- Saved entries:
* START *
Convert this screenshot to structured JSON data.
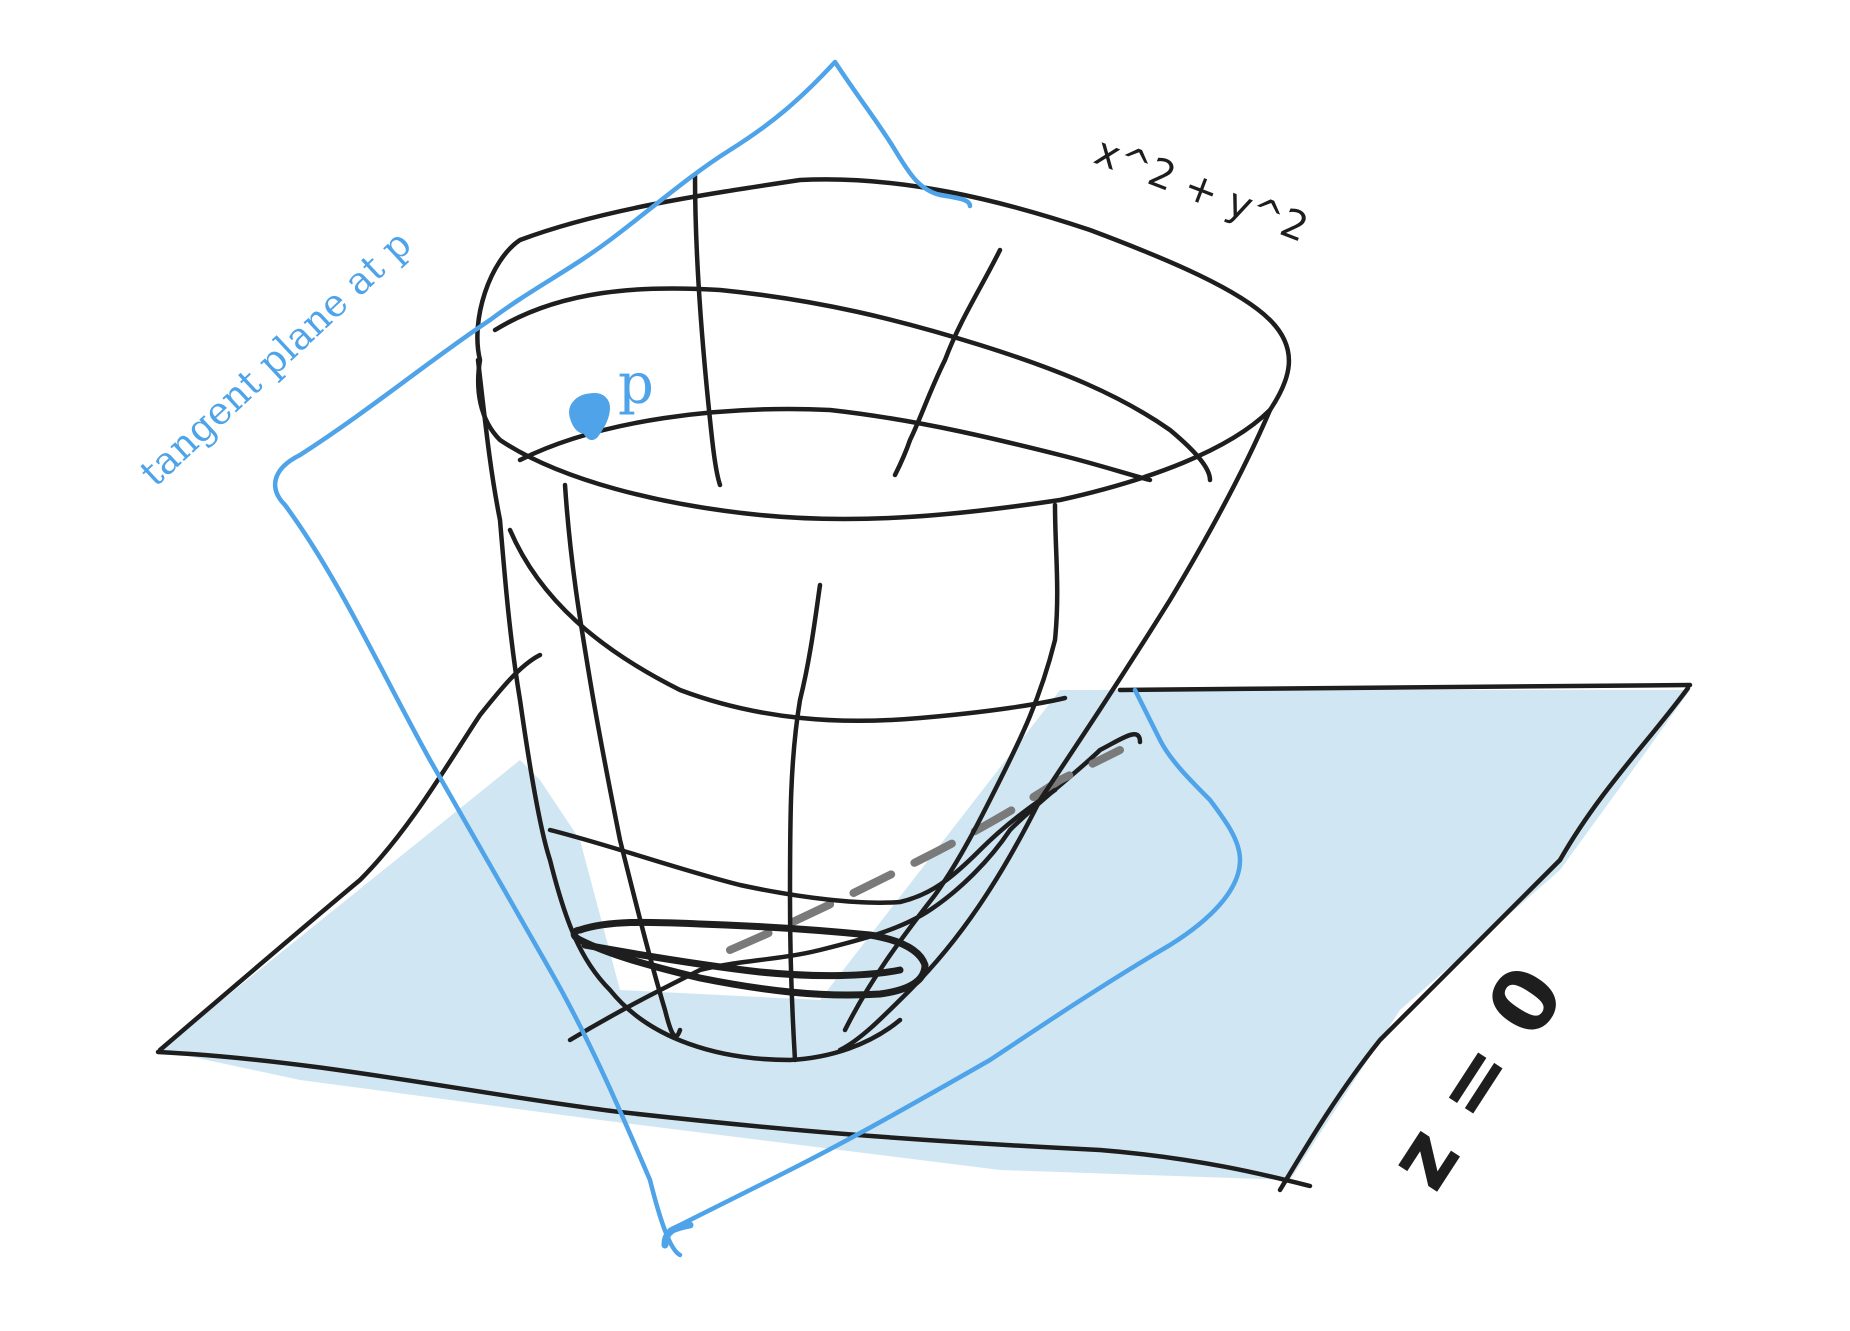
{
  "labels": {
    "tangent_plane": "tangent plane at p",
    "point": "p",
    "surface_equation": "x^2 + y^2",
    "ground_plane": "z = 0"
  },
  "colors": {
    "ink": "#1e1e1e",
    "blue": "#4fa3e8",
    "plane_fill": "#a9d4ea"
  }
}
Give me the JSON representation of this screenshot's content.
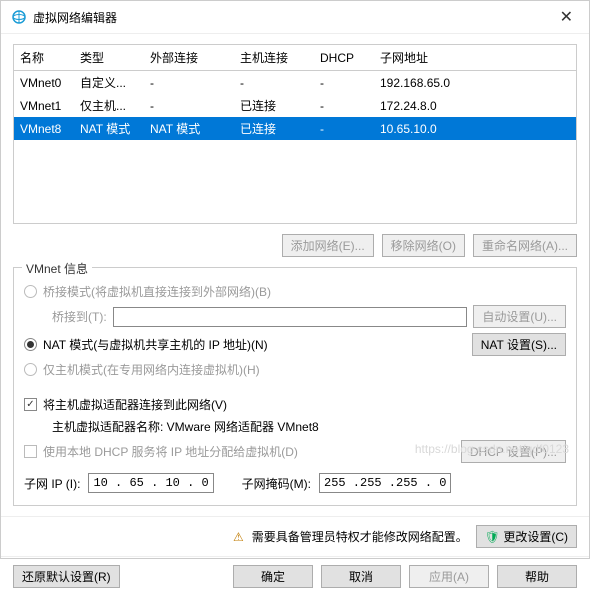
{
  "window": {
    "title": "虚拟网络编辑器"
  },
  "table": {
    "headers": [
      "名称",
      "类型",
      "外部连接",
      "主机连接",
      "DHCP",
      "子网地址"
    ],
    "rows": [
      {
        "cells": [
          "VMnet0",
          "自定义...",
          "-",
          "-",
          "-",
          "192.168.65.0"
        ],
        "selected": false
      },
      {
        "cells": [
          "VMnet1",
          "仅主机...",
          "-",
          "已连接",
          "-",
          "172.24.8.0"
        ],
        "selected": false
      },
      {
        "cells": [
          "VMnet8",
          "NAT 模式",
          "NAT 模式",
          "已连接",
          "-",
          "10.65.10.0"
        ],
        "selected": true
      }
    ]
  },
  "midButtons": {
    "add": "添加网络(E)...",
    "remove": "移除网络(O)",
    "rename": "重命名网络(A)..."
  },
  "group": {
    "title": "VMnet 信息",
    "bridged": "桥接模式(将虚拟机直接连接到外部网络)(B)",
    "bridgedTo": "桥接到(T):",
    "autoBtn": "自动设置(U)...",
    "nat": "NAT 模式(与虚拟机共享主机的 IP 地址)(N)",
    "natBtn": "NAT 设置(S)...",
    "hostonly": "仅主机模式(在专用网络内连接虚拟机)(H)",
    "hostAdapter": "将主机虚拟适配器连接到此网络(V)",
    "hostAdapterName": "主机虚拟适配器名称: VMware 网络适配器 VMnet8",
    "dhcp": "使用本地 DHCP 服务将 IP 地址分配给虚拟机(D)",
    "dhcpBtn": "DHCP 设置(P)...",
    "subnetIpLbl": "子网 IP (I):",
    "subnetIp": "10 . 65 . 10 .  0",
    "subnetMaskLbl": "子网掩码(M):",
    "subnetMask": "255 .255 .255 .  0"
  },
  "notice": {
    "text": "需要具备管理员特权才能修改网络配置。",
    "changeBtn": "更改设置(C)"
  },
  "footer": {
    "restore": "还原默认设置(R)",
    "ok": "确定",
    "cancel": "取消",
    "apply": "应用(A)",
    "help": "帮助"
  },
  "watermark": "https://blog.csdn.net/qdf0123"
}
* END *
- Description of the task: Leave out the pictures and output every record above precisely as given.

- Finished task:
Convert this screenshot to structured JSON data.
{
  "labels": {
    "tangent_plane": "tangent plane at p",
    "point": "p",
    "surface_equation": "x^2 + y^2",
    "ground_plane": "z = 0"
  },
  "colors": {
    "ink": "#1e1e1e",
    "blue": "#4fa3e8",
    "plane_fill": "#a9d4ea"
  }
}
Give me the JSON representation of this screenshot's content.
{
  "window": {
    "title": "虚拟网络编辑器"
  },
  "table": {
    "headers": [
      "名称",
      "类型",
      "外部连接",
      "主机连接",
      "DHCP",
      "子网地址"
    ],
    "rows": [
      {
        "cells": [
          "VMnet0",
          "自定义...",
          "-",
          "-",
          "-",
          "192.168.65.0"
        ],
        "selected": false
      },
      {
        "cells": [
          "VMnet1",
          "仅主机...",
          "-",
          "已连接",
          "-",
          "172.24.8.0"
        ],
        "selected": false
      },
      {
        "cells": [
          "VMnet8",
          "NAT 模式",
          "NAT 模式",
          "已连接",
          "-",
          "10.65.10.0"
        ],
        "selected": true
      }
    ]
  },
  "midButtons": {
    "add": "添加网络(E)...",
    "remove": "移除网络(O)",
    "rename": "重命名网络(A)..."
  },
  "group": {
    "title": "VMnet 信息",
    "bridged": "桥接模式(将虚拟机直接连接到外部网络)(B)",
    "bridgedTo": "桥接到(T):",
    "autoBtn": "自动设置(U)...",
    "nat": "NAT 模式(与虚拟机共享主机的 IP 地址)(N)",
    "natBtn": "NAT 设置(S)...",
    "hostonly": "仅主机模式(在专用网络内连接虚拟机)(H)",
    "hostAdapter": "将主机虚拟适配器连接到此网络(V)",
    "hostAdapterName": "主机虚拟适配器名称: VMware 网络适配器 VMnet8",
    "dhcp": "使用本地 DHCP 服务将 IP 地址分配给虚拟机(D)",
    "dhcpBtn": "DHCP 设置(P)...",
    "subnetIpLbl": "子网 IP (I):",
    "subnetIp": "10 . 65 . 10 .  0",
    "subnetMaskLbl": "子网掩码(M):",
    "subnetMask": "255 .255 .255 .  0"
  },
  "notice": {
    "text": "需要具备管理员特权才能修改网络配置。",
    "changeBtn": "更改设置(C)"
  },
  "footer": {
    "restore": "还原默认设置(R)",
    "ok": "确定",
    "cancel": "取消",
    "apply": "应用(A)",
    "help": "帮助"
  },
  "watermark": "https://blog.csdn.net/qdf0123"
}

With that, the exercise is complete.